Her new interrogators, all 10 of them, were waiting in what looked like a conference room. They claimed they were "law and order" officials but gave no further explanation.

"One of the interrogators said I was going to suffer, and I will have to make a choice of either becoming a witness to these alleged cases of military training or I become extinct as no prosecutions were to be held."

As the days passed, she became aware that two of her ZPP colleagues, Broderick Takawira and Pascal Gonzo, were being held in cells near hers. She was also inadvertently made aware of the clamour for her release in the outside world, with her torturers complaining that, "I seem to drive a huge organisation and carried so much influence as there had been so much noise about my whereabouts".

At that point, the refusal by the Zimbabwean government to grant entry to a group of eminent statesmen including former US president Jimmy Carter, Kofi Annan and Graca Machel, widow of the former Mozambique president, was causing a global outcry. Known as the "elders", the group called a news conference in neighbouring South Africa and added its voice to appeals for the release of Ms Mukoko. The govern

ment in Harare denied any knowledge of her whereabouts and an order from Zimbabwe's High Court for her to be found and released was ignored by the police who insisted they did not know where she was.

Ms Mukoko, back in her clandestine detention centre on 13 December, was pushed to sign a statement that she had recruited an ex-policeman into the military plot. When she refused to "confess", gravel was spread over the floor of the room and she was made to kneel on it. The interrogations continued for hours with her in this position.

By the next day her medical condition had deteriorated dramatically. She demanded the right to see a doctor and was given a brief visit from a man who identified himself as Dr Chigumira. "Upon seeing me, he expressed shock on his face," she says. She was finally given medicine to treat serious allergies.

The next day she was made to read her earlier statements to camera, and repeatedly pushed to admit links to an ex-policemen called Fidelis Mudimu. During this time Ms Mukoko, known to many Zimbabweans from her time as a television journalist, overheard someone saying that they were at the King George VI barracks, outside Harare.

Listed records:
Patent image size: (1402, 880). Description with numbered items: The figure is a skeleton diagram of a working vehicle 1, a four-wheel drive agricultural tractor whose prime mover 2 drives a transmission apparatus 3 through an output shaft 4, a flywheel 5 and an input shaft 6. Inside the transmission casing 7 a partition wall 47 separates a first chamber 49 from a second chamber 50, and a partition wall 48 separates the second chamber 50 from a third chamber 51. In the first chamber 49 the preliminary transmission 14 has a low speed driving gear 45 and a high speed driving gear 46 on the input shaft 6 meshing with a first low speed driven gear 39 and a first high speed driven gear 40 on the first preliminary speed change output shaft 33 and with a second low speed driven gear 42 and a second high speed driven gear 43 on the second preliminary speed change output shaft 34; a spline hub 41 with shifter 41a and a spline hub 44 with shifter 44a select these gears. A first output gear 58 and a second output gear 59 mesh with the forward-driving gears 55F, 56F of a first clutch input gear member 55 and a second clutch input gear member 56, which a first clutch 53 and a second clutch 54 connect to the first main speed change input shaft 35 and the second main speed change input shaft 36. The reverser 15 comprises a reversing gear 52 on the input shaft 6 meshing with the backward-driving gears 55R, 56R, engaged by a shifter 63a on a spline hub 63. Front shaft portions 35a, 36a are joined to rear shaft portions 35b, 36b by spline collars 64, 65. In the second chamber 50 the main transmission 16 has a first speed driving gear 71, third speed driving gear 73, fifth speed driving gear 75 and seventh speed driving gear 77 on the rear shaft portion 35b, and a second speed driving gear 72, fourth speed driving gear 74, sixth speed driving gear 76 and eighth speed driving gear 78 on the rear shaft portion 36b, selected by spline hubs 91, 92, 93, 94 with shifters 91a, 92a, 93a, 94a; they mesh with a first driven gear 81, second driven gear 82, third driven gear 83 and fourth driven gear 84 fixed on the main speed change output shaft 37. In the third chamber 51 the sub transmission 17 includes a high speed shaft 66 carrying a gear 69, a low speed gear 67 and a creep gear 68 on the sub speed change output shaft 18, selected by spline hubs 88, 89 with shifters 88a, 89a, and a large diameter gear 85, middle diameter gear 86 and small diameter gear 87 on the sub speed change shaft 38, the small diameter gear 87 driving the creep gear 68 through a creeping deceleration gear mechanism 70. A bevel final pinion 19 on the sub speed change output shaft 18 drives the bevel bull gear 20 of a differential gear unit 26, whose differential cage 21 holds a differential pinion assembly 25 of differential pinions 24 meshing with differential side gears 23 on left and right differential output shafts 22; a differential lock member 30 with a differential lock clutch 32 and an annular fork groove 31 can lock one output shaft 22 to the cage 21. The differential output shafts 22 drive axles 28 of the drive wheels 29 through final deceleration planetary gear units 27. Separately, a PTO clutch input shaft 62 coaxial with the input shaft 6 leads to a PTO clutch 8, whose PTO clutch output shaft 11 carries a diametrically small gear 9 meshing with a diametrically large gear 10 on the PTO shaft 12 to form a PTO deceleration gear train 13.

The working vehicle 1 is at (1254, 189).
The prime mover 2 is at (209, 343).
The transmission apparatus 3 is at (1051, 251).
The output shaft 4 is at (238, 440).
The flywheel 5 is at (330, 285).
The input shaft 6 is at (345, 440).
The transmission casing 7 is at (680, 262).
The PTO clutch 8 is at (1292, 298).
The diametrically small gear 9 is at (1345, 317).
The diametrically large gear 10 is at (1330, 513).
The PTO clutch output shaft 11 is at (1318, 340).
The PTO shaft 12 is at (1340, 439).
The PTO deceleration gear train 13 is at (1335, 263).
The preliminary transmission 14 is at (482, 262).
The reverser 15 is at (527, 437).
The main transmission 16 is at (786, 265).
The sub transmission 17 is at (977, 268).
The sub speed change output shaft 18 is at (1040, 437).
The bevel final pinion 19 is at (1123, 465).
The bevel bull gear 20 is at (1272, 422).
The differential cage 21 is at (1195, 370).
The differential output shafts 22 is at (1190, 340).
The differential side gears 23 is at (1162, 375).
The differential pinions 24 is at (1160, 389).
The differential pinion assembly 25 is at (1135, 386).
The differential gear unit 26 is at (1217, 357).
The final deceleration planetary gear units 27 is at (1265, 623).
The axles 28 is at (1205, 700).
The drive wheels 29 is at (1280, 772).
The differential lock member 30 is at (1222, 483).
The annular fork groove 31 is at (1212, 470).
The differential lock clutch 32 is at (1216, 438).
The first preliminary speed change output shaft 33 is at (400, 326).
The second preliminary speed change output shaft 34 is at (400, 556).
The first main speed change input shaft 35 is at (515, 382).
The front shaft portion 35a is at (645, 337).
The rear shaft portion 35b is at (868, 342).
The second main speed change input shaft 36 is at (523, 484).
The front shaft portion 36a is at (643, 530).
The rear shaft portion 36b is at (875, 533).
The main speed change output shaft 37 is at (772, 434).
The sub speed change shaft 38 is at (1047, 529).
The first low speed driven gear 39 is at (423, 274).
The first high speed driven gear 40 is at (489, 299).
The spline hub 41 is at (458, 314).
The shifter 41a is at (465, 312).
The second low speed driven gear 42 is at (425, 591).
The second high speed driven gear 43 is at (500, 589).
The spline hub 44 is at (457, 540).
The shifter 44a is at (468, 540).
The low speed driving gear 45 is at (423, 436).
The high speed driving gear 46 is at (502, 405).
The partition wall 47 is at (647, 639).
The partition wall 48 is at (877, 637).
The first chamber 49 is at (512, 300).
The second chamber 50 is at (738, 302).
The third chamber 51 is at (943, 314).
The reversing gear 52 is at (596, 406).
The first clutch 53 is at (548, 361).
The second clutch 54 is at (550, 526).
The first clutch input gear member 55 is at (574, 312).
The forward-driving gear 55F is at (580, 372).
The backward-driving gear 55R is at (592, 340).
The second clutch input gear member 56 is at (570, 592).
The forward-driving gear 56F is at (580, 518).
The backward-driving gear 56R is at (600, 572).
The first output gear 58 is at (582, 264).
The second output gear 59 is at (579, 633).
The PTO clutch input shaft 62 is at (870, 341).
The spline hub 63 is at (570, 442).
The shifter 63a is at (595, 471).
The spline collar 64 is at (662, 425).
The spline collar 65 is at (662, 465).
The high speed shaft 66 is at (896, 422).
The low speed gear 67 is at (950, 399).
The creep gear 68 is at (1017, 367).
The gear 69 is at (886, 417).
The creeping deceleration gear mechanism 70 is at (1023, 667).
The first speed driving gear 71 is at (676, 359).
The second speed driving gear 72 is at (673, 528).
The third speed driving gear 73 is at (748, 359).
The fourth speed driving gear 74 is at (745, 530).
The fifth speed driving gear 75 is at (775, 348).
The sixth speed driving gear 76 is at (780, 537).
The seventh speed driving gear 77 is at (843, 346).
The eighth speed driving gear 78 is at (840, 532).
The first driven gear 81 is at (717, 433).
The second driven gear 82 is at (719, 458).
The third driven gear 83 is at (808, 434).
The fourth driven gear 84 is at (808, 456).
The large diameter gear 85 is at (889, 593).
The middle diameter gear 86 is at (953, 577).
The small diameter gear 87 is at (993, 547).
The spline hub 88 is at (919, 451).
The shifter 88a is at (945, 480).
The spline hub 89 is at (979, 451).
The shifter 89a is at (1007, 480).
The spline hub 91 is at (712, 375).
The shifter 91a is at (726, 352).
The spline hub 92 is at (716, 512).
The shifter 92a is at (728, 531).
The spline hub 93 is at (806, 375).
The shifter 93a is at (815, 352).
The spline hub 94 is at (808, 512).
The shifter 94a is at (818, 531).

Assigned task 1: Copy the account of Ms Mukoko's detention word for word, from "ment in Harare" up to and including "treat serious allergies.".
Assigned task 2: List every person the account of Ms Mukoko's detention mentions by name.
Assigned task 3: Write the next part of the account of Ms Mukoko's detention, starting after its last sentence.

Written answer 1:
ment in Harare denied any knowledge of her whereabouts and an order from Zimbabwe's High Court for her to be found and released was ignored by the police who insisted they did not know where she was.

Ms Mukoko, back in her clandestine detention centre on 13 December, was pushed to sign a statement that she had recruited an ex-policeman into the military plot. When she refused to "confess", gravel was spread over the floor of the room and she was made to kneel on it. The interrogations continued for hours with her in this position.

By the next day her medical condition had deteriorated dramatically. She demanded the right to see a doctor and was given a brief visit from a man who identified himself as Dr Chigumira. "Upon seeing me, he expressed shock on his face," she says. She was finally given medicine to treat serious allergies.

Written answer 2:
- Ms Mukoko
- Broderick Takawira
- Pascal Gonzo
- Jimmy Carter
- Kofi Annan
- Graca Machel
- Dr Chigumira
- Fidelis Mudimu

Written answer 3:
Three days before Christmas, the blindfold came on again and she was again bundled into a vehicle. After a few minutes of driving, turning, reversing and parking she was told that she and another abductee, whom she later identified as a colleague, Broderick Takawera, were in police custody. They were not allowed to remove their blindfolds.

For two days she was shuffled from one police station to another. She accompanied police on searches of her home and office, where items were seized with no inventory made.

Finally, after 21 days, she was able briefly, in the presence of police, to see her family. On Christmas Eve, and without legal consultation she was made to appear in court. Alongside her in the dock were seven others who had been abducted, some held for up to 76 days, including a 72-year-old man and a two-year-old boy. The boy, who his mother claims was held in a separate cell and beaten with a fan-belt when he cried out for her, was released this week. He has been handed over to strangers as his mother, Violet Mupfuranhehwe, and father, Collen Mutemagawo, both remain in detention.

Another abductee, Chris Dhlamini, the head of security for the opposition MDC described in his affidavit being "suspended from a considerable height" and beaten all over his body with what felt like a tin full of stones. On another occasion, his head was pushed into a sink full of cold water and held there until he thought he would drown.

Ms Mukoko, along with a dozen other activists, is still being held, accused of a plot to overthrow the Mugabe government. In a court appearance this week, she wept on the stand as she recounted her ordeal. The authorities who denied abducting and detaining her, now deny torturing her. In her own words: "This is all I recall in respect of my ordeal from the 3rd of December 2008 when I was abducted from my house until the 22nd of December when I ended up appearing at a police station and being charged of offences which I denied committing. My kidnappers are still roaming free."